→ WORK TO COMPLETE
Return all lines that include the string "JSON".

++++++

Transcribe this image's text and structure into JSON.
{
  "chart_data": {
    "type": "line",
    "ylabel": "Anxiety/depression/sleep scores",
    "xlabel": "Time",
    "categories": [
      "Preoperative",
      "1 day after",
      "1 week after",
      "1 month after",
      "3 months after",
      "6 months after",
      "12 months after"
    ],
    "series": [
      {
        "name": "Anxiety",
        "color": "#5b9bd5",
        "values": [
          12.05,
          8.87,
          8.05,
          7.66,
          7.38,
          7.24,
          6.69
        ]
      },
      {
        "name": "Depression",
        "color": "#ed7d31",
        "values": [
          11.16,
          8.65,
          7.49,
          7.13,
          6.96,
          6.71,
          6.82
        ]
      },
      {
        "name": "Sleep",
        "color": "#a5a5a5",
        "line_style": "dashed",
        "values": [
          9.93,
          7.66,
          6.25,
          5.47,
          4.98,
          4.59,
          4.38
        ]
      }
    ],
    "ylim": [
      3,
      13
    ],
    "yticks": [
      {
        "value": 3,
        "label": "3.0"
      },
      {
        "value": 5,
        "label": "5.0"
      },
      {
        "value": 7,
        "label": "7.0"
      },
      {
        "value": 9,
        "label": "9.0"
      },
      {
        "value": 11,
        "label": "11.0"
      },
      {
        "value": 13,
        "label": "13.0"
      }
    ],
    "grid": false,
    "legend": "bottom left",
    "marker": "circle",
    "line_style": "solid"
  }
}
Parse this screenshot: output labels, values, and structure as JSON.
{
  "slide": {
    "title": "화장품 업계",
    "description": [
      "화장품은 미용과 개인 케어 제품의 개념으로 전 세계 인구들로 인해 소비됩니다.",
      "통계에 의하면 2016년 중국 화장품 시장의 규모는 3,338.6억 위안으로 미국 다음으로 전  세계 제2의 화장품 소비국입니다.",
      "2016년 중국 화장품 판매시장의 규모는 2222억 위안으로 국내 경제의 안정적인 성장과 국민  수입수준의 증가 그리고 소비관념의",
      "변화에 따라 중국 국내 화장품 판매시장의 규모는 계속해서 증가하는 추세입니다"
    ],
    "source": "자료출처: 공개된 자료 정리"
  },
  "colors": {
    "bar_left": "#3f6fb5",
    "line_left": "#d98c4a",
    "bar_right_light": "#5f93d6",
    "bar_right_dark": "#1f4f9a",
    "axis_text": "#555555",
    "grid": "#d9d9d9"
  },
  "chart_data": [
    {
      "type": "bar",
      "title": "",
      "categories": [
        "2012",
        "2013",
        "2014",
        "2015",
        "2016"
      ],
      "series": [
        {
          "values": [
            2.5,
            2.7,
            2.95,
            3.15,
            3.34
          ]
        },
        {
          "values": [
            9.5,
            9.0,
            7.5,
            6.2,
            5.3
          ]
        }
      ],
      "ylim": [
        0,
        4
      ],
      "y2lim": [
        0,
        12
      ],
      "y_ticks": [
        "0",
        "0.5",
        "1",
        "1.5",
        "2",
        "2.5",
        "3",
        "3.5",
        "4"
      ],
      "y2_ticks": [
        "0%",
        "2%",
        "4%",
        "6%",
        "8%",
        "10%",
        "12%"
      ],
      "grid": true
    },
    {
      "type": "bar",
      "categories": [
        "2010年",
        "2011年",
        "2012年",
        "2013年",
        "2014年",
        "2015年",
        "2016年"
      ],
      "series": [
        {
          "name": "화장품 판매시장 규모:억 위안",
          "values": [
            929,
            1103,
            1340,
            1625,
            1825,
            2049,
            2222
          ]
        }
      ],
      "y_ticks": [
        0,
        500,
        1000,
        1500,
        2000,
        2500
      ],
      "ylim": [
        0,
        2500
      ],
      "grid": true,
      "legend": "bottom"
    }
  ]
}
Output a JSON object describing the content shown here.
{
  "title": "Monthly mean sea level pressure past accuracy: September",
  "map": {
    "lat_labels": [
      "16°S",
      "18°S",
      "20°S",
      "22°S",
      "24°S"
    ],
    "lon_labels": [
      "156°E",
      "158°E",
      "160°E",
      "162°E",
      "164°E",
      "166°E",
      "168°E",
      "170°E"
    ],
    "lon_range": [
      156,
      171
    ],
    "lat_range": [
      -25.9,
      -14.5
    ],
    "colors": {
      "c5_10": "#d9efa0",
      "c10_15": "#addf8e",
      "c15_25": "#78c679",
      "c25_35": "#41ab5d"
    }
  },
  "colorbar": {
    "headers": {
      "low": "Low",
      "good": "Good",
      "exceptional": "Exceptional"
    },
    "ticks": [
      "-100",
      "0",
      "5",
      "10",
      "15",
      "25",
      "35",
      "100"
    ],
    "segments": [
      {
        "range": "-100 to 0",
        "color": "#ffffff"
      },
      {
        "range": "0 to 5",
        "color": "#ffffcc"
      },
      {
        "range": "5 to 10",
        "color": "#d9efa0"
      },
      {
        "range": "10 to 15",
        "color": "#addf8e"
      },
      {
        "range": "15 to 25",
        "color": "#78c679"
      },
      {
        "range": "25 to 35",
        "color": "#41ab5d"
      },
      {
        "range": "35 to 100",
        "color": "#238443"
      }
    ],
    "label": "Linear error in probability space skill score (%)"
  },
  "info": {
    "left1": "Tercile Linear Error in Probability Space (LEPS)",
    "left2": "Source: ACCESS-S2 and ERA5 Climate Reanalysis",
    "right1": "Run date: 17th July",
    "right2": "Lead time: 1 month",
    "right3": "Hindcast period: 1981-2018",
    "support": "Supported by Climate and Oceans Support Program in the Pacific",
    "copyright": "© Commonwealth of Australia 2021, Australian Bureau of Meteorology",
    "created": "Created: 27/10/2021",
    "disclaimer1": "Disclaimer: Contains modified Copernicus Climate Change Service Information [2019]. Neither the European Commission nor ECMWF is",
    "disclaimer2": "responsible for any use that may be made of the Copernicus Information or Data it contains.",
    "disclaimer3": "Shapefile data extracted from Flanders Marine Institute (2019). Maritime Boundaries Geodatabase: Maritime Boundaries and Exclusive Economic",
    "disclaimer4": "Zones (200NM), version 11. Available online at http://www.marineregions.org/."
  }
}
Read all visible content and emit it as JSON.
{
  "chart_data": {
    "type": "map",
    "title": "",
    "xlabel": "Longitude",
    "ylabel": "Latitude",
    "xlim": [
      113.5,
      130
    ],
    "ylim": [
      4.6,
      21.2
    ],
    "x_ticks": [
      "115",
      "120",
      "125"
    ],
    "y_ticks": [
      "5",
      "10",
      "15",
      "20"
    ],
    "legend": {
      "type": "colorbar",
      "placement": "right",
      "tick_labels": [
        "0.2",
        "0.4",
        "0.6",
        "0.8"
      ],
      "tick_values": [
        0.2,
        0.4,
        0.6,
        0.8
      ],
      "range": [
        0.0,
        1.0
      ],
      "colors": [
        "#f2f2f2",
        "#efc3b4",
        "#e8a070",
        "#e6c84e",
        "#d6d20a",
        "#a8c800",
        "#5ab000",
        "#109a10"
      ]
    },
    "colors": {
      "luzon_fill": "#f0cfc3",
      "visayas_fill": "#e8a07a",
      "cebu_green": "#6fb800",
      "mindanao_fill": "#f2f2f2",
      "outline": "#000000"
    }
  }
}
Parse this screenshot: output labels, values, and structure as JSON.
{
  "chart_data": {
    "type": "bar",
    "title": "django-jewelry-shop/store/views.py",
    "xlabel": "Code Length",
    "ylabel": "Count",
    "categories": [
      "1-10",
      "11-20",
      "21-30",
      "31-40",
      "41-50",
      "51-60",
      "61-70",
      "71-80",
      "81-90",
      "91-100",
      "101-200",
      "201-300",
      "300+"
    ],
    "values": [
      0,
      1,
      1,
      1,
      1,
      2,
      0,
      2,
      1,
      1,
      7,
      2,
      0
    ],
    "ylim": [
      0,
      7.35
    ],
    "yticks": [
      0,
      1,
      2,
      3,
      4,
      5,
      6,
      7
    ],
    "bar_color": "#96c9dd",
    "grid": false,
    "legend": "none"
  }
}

++++++

→ EXERCISE OUTPUT
Transcribe this image's text and structure into JSON.
Parse this screenshot: output labels, values, and structure as JSON.
Output a JSON object describing the content shown here.
Read all visible content and emit it as JSON.
Parse this screenshot: output labels, values, and structure as JSON.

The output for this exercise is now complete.